What needs to be done:
All of the records should be restated word for word.

Segment Start: Exercise materials

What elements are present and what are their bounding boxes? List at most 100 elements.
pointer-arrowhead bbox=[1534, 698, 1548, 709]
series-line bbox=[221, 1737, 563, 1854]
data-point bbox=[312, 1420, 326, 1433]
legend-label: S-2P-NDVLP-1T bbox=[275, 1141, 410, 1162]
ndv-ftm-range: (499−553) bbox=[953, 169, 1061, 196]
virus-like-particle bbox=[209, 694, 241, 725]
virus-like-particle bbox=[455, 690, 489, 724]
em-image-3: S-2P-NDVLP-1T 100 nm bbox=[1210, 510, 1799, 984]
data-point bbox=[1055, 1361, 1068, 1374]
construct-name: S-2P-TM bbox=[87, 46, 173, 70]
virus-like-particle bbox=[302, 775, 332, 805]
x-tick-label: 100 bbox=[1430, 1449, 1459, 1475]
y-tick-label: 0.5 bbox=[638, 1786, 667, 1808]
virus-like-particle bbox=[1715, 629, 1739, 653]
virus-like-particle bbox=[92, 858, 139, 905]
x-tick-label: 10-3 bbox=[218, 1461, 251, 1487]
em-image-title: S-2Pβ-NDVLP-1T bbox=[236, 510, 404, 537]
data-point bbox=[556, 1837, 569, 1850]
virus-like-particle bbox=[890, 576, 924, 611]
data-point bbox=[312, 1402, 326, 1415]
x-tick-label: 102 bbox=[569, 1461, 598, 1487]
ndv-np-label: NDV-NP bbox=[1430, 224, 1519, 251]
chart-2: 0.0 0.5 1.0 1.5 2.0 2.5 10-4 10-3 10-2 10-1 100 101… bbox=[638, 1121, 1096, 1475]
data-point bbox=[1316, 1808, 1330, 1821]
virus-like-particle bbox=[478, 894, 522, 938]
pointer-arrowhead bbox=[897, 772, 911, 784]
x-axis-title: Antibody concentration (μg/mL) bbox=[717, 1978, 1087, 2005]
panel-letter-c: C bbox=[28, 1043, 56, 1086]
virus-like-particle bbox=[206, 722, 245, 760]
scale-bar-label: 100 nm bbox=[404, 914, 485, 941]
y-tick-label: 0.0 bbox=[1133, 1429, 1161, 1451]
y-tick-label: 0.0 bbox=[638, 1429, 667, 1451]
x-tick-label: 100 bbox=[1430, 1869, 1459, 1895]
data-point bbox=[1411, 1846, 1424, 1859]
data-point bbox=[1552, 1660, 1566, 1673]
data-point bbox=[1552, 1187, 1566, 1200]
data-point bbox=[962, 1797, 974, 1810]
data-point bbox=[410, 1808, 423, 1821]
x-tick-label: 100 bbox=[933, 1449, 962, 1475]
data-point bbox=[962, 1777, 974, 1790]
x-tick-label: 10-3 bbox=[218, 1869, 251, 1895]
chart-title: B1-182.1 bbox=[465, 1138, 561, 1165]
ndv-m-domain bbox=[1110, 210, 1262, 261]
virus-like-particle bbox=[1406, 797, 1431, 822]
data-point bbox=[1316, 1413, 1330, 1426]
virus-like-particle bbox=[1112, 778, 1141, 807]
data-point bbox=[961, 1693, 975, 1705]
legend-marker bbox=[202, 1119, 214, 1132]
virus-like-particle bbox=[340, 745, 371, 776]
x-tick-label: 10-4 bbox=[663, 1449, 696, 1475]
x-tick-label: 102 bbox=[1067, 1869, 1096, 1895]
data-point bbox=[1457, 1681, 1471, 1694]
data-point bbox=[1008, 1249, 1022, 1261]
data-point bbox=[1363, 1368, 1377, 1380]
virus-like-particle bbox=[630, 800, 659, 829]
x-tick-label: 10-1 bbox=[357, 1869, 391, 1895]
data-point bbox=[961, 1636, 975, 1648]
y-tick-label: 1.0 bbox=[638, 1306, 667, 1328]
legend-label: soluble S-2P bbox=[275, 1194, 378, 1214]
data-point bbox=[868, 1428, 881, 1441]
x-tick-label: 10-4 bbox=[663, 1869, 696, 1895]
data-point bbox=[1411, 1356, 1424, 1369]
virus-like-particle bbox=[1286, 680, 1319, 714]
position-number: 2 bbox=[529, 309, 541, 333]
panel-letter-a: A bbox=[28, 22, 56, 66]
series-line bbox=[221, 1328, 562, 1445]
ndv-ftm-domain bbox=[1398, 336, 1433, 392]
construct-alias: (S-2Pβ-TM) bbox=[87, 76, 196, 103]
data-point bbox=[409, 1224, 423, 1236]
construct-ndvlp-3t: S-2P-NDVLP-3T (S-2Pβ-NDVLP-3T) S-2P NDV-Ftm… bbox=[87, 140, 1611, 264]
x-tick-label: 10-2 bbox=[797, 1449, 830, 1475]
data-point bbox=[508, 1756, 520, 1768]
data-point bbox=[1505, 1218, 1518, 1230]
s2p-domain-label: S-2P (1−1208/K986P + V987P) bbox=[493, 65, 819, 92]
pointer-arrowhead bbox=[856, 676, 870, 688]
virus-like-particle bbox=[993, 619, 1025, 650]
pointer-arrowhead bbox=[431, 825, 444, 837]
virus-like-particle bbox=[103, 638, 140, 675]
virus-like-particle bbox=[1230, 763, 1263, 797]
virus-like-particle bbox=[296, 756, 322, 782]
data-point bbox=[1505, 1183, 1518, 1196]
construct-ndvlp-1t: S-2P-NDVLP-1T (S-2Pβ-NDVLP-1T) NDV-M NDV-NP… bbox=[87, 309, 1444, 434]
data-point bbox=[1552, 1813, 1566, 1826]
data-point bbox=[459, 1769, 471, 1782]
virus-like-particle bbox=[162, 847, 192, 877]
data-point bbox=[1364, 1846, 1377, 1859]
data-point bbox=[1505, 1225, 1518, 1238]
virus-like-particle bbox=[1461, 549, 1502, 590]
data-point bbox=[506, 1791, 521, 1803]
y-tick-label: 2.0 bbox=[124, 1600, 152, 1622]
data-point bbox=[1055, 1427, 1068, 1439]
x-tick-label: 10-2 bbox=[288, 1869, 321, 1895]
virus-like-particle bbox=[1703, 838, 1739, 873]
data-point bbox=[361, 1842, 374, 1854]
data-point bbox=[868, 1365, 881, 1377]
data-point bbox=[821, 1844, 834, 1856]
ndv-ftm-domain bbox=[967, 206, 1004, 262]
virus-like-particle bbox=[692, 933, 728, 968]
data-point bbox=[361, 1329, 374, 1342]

Segment End: Exercise materials

Exercise solution:
What elements are present and what are their bounding boxes? List at most 100 elements.
pointer-arrowhead bbox=[1534, 698, 1548, 709]
series-line bbox=[221, 1737, 563, 1854]
data-point bbox=[312, 1420, 326, 1433]
legend-label: S-2P-NDVLP-1T bbox=[275, 1141, 410, 1162]
ndv-ftm-range: (499−553) bbox=[953, 169, 1061, 196]
virus-like-particle bbox=[209, 694, 241, 725]
virus-like-particle bbox=[455, 690, 489, 724]
em-image-3: S-2P-NDVLP-1T 100 nm bbox=[1210, 510, 1799, 984]
data-point bbox=[1055, 1361, 1068, 1374]
construct-name: S-2P-TM bbox=[87, 46, 173, 70]
virus-like-particle bbox=[302, 775, 332, 805]
x-tick-label: 100 bbox=[1430, 1449, 1459, 1475]
y-tick-label: 0.5 bbox=[638, 1786, 667, 1808]
virus-like-particle bbox=[1715, 629, 1739, 653]
virus-like-particle bbox=[92, 858, 139, 905]
x-tick-label: 10-3 bbox=[218, 1461, 251, 1487]
em-image-title: S-2Pβ-NDVLP-1T bbox=[236, 510, 404, 537]
data-point bbox=[556, 1837, 569, 1850]
virus-like-particle bbox=[890, 576, 924, 611]
data-point bbox=[312, 1402, 326, 1415]
x-tick-label: 102 bbox=[569, 1461, 598, 1487]
ndv-np-label: NDV-NP bbox=[1430, 224, 1519, 251]
chart-2: 0.0 0.5 1.0 1.5 2.0 2.5 10-4 10-3 10-2 10-1 100 101… bbox=[638, 1121, 1096, 1475]
data-point bbox=[1316, 1808, 1330, 1821]
virus-like-particle bbox=[478, 894, 522, 938]
pointer-arrowhead bbox=[897, 772, 911, 784]
x-axis-title: Antibody concentration (μg/mL) bbox=[717, 1978, 1087, 2005]
panel-letter-c: C bbox=[28, 1043, 56, 1086]
virus-like-particle bbox=[206, 722, 245, 760]
scale-bar-label: 100 nm bbox=[404, 914, 485, 941]
y-tick-label: 0.0 bbox=[1133, 1429, 1161, 1451]
y-tick-label: 0.0 bbox=[638, 1429, 667, 1451]
x-tick-label: 100 bbox=[1430, 1869, 1459, 1895]
data-point bbox=[1411, 1846, 1424, 1859]
data-point bbox=[1552, 1660, 1566, 1673]
data-point bbox=[1552, 1187, 1566, 1200]
data-point bbox=[962, 1797, 974, 1810]
data-point bbox=[410, 1808, 423, 1821]
x-tick-label: 100 bbox=[933, 1449, 962, 1475]
data-point bbox=[962, 1777, 974, 1790]
x-tick-label: 10-3 bbox=[218, 1869, 251, 1895]
chart-title: B1-182.1 bbox=[465, 1138, 561, 1165]
ndv-m-domain bbox=[1110, 210, 1262, 261]
virus-like-particle bbox=[1406, 797, 1431, 822]
data-point bbox=[1316, 1413, 1330, 1426]
virus-like-particle bbox=[1112, 778, 1141, 807]
data-point bbox=[961, 1693, 975, 1705]
legend-marker bbox=[202, 1119, 214, 1132]
virus-like-particle bbox=[340, 745, 371, 776]
x-tick-label: 10-4 bbox=[663, 1449, 696, 1475]
x-tick-label: 102 bbox=[1067, 1869, 1096, 1895]
data-point bbox=[1457, 1681, 1471, 1694]
data-point bbox=[1008, 1249, 1022, 1261]
data-point bbox=[1363, 1368, 1377, 1380]
virus-like-particle bbox=[630, 800, 659, 829]
x-tick-label: 10-1 bbox=[357, 1869, 391, 1895]
data-point bbox=[961, 1636, 975, 1648]
y-tick-label: 1.0 bbox=[638, 1306, 667, 1328]
legend-label: soluble S-2P bbox=[275, 1194, 378, 1214]
data-point bbox=[868, 1428, 881, 1441]
x-tick-label: 10-4 bbox=[663, 1869, 696, 1895]
data-point bbox=[1411, 1356, 1424, 1369]
virus-like-particle bbox=[1286, 680, 1319, 714]
position-number: 2 bbox=[529, 309, 541, 333]
panel-letter-a: A bbox=[28, 22, 56, 66]
series-line bbox=[221, 1328, 562, 1445]
ndv-ftm-domain bbox=[1398, 336, 1433, 392]
construct-alias: (S-2Pβ-TM) bbox=[87, 76, 196, 103]
data-point bbox=[409, 1224, 423, 1236]
construct-ndvlp-3t: S-2P-NDVLP-3T (S-2Pβ-NDVLP-3T) S-2P NDV-Ftm… bbox=[87, 140, 1611, 264]
x-tick-label: 10-2 bbox=[797, 1449, 830, 1475]
data-point bbox=[508, 1756, 520, 1768]
data-point bbox=[1505, 1218, 1518, 1230]
s2p-domain-label: S-2P (1−1208/K986P + V987P) bbox=[493, 65, 819, 92]
pointer-arrowhead bbox=[856, 676, 870, 688]
virus-like-particle bbox=[993, 619, 1025, 650]
pointer-arrowhead bbox=[431, 825, 444, 837]
virus-like-particle bbox=[103, 638, 140, 675]
virus-like-particle bbox=[1230, 763, 1263, 797]
virus-like-particle bbox=[296, 756, 322, 782]
data-point bbox=[1505, 1183, 1518, 1196]
construct-ndvlp-1t: S-2P-NDVLP-1T (S-2Pβ-NDVLP-1T) NDV-M NDV-NP… bbox=[87, 309, 1444, 434]
data-point bbox=[1552, 1813, 1566, 1826]
data-point bbox=[459, 1769, 471, 1782]
virus-like-particle bbox=[162, 847, 192, 877]
data-point bbox=[1364, 1846, 1377, 1859]
data-point bbox=[1505, 1225, 1518, 1238]
virus-like-particle bbox=[1461, 549, 1502, 590]
data-point bbox=[506, 1791, 521, 1803]
y-tick-label: 2.0 bbox=[124, 1600, 152, 1622]
data-point bbox=[1055, 1427, 1068, 1439]
x-tick-label: 10-2 bbox=[288, 1869, 321, 1895]
virus-like-particle bbox=[1703, 838, 1739, 873]
data-point bbox=[361, 1842, 374, 1854]
data-point bbox=[868, 1365, 881, 1377]
data-point bbox=[821, 1844, 834, 1856]
ndv-ftm-domain bbox=[967, 206, 1004, 262]
virus-like-particle bbox=[692, 933, 728, 968]
data-point bbox=[361, 1329, 374, 1342]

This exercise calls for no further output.